▶ Stated exercise
Copy the material word for word, from its first line through the line that contains "toolbar: ▤ ▥", including both of those lines.

▶ Stored items
※ ※ ※

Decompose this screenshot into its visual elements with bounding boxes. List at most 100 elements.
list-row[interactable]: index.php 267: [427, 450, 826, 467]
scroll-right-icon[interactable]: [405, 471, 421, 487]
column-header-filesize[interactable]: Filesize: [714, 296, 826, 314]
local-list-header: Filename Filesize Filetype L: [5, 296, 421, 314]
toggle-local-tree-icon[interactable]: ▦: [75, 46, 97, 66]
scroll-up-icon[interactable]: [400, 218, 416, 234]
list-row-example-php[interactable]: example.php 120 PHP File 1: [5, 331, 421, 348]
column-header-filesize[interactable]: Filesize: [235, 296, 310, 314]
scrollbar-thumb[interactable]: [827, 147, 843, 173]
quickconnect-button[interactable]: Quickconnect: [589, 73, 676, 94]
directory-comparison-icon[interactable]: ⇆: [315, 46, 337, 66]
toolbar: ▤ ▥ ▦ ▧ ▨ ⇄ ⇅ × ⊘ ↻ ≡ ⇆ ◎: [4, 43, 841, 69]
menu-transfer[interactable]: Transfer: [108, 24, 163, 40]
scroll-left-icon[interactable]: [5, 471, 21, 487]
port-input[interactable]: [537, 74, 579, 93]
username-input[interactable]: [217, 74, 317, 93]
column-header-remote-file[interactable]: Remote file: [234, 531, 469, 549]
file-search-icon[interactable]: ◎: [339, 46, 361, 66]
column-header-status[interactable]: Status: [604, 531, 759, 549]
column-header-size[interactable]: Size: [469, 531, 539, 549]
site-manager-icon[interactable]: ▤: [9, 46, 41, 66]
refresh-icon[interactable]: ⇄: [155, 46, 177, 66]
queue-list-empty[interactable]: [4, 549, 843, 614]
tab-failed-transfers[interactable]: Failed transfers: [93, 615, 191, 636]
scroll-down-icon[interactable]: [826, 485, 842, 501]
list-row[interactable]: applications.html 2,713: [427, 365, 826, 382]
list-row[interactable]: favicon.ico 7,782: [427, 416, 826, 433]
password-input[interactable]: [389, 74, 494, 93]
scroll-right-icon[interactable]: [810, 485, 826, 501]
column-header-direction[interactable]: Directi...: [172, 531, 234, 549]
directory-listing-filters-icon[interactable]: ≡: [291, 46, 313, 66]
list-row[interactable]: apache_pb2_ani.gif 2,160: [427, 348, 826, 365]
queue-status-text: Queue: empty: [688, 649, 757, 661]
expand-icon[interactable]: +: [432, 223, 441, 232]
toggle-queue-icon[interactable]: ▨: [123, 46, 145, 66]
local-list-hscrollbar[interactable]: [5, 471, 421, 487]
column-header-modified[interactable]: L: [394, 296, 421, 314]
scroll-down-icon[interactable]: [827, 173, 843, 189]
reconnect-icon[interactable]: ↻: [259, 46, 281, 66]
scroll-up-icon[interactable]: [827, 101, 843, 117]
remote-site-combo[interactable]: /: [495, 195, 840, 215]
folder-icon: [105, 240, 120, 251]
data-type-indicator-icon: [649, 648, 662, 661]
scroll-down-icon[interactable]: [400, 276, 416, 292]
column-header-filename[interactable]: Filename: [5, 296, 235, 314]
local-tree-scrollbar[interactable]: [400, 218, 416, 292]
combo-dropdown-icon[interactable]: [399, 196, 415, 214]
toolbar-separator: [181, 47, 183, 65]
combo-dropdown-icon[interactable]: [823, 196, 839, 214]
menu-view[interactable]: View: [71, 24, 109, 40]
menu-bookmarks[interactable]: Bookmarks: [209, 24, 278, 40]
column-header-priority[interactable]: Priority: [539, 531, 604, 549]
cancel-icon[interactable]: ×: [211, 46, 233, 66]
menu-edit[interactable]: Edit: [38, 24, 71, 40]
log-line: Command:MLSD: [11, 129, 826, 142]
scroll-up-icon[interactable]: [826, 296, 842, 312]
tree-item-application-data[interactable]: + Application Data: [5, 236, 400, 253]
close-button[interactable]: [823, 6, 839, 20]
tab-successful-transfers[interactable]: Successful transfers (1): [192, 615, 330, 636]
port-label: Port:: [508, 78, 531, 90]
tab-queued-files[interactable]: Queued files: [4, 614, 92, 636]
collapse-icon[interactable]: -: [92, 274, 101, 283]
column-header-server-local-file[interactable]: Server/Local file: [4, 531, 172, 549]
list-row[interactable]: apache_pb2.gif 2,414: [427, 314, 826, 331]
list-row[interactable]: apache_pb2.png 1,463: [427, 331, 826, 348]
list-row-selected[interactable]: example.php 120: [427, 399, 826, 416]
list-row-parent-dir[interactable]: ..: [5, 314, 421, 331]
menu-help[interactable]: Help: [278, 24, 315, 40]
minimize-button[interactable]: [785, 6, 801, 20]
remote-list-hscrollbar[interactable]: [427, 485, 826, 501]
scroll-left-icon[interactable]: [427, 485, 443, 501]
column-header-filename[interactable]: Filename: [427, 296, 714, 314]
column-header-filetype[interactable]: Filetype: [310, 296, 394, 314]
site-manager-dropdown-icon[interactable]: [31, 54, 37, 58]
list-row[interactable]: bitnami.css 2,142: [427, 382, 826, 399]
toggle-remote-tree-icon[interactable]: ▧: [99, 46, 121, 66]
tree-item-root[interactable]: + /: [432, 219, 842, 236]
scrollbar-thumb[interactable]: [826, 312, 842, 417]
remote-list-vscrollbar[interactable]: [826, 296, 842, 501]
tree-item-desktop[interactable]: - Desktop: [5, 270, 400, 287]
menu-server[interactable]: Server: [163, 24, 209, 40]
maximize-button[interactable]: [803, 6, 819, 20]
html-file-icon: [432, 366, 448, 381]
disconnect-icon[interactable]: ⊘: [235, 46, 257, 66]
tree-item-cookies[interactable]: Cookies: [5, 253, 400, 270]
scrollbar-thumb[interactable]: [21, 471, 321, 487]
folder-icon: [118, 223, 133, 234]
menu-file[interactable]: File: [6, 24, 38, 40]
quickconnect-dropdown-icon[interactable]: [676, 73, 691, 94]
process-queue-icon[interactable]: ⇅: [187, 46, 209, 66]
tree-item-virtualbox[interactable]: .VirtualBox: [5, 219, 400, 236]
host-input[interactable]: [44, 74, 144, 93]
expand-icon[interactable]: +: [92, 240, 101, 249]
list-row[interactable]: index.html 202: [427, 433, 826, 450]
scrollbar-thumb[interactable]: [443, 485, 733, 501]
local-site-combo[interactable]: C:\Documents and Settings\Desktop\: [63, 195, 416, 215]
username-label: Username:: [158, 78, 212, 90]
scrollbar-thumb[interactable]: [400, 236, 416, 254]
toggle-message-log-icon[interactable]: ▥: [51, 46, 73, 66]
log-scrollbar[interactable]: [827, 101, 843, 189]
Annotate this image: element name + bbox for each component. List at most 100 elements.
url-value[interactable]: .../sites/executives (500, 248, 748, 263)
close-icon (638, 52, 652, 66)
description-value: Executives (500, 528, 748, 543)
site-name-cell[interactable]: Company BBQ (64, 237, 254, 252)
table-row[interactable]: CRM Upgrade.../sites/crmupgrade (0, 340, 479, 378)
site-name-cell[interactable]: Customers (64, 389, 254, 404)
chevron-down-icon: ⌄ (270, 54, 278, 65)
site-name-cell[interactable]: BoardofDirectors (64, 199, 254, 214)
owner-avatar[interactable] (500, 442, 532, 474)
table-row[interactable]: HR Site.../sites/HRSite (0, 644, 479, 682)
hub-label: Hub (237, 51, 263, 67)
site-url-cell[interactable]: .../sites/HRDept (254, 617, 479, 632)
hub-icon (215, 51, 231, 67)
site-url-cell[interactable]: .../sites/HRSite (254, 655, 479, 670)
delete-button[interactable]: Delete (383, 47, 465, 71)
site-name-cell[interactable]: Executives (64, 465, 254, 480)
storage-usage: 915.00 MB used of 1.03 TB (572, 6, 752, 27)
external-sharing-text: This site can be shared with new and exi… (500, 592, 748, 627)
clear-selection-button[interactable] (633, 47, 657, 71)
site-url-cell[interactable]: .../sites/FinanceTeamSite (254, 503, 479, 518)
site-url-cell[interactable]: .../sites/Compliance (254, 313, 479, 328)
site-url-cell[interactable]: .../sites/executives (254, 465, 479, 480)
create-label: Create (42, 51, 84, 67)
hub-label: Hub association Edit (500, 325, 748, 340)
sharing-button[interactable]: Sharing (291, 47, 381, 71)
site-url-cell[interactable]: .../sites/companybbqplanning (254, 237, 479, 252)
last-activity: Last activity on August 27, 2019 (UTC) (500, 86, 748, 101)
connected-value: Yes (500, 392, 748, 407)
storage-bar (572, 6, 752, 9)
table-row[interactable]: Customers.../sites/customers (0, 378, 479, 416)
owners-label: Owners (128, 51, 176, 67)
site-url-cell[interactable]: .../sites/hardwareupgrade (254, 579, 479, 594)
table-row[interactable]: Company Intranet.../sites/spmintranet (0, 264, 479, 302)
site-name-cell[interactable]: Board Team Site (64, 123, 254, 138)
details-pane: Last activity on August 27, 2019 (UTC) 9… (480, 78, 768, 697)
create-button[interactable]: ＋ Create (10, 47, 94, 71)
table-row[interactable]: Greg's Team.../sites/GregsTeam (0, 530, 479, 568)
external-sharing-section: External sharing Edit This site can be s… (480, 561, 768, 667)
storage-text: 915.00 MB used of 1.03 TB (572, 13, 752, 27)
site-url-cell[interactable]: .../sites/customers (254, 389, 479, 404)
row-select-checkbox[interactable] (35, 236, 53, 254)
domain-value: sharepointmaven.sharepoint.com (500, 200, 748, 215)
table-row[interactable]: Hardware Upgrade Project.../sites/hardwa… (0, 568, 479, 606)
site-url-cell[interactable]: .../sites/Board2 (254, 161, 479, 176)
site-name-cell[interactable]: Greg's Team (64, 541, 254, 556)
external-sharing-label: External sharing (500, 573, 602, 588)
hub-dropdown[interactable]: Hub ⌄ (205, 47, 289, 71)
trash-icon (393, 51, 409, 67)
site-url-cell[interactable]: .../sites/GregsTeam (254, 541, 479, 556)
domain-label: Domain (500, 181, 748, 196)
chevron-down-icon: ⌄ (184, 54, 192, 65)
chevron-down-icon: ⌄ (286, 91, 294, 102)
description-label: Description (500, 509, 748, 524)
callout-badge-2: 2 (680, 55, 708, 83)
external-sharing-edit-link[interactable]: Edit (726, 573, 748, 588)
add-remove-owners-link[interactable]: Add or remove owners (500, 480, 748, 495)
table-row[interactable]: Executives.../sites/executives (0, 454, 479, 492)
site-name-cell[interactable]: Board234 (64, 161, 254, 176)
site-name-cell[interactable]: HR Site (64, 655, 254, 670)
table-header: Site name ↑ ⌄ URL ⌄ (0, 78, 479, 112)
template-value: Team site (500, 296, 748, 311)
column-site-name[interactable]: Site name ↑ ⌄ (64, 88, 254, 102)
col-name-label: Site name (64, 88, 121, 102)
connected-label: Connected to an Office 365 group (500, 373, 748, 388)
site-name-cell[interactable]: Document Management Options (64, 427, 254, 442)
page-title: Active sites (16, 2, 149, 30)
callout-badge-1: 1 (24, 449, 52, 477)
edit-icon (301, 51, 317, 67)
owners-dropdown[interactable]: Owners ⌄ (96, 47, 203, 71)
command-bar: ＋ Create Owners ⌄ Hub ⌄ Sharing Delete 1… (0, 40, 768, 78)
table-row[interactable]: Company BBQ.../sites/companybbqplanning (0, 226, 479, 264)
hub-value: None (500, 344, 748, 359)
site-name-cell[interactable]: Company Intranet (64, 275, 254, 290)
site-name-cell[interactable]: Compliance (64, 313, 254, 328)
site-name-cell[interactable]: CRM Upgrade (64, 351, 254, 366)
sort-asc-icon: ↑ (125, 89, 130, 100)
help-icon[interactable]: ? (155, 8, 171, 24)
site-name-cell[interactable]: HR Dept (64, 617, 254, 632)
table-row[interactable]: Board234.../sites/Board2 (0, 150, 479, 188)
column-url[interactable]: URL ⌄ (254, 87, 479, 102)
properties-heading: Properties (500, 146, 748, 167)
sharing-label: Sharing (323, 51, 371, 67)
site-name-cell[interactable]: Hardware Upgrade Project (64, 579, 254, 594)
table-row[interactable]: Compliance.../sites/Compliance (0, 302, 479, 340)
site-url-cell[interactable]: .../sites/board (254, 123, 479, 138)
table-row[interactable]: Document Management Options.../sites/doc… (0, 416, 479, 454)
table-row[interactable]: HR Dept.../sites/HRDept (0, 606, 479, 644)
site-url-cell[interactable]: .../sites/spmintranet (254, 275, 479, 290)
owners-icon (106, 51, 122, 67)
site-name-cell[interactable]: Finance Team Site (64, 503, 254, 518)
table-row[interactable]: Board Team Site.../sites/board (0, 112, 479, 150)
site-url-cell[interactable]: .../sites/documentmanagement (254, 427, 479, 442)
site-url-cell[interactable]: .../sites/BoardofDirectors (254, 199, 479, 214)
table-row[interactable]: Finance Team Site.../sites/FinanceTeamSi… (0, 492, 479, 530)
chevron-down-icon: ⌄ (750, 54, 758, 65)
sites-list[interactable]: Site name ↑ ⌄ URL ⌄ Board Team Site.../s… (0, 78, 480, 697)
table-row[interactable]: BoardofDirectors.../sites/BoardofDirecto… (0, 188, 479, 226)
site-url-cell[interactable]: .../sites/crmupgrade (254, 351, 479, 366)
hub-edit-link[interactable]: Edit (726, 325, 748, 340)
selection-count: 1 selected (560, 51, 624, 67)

※ ※ ※

▶ Solution to this task
Decompose this screenshot into its visual elements with bounding boxes. List at most 100 elements.
list-row[interactable]: index.php 267: [427, 450, 826, 467]
scroll-right-icon[interactable]: [405, 471, 421, 487]
column-header-filesize[interactable]: Filesize: [714, 296, 826, 314]
local-list-header: Filename Filesize Filetype L: [5, 296, 421, 314]
toggle-local-tree-icon[interactable]: ▦: [75, 46, 97, 66]
scroll-up-icon[interactable]: [400, 218, 416, 234]
list-row-example-php[interactable]: example.php 120 PHP File 1: [5, 331, 421, 348]
column-header-filesize[interactable]: Filesize: [235, 296, 310, 314]
scrollbar-thumb[interactable]: [827, 147, 843, 173]
quickconnect-button[interactable]: Quickconnect: [589, 73, 676, 94]
directory-comparison-icon[interactable]: ⇆: [315, 46, 337, 66]
toolbar: ▤ ▥ ▦ ▧ ▨ ⇄ ⇅ × ⊘ ↻ ≡ ⇆ ◎: [4, 43, 841, 69]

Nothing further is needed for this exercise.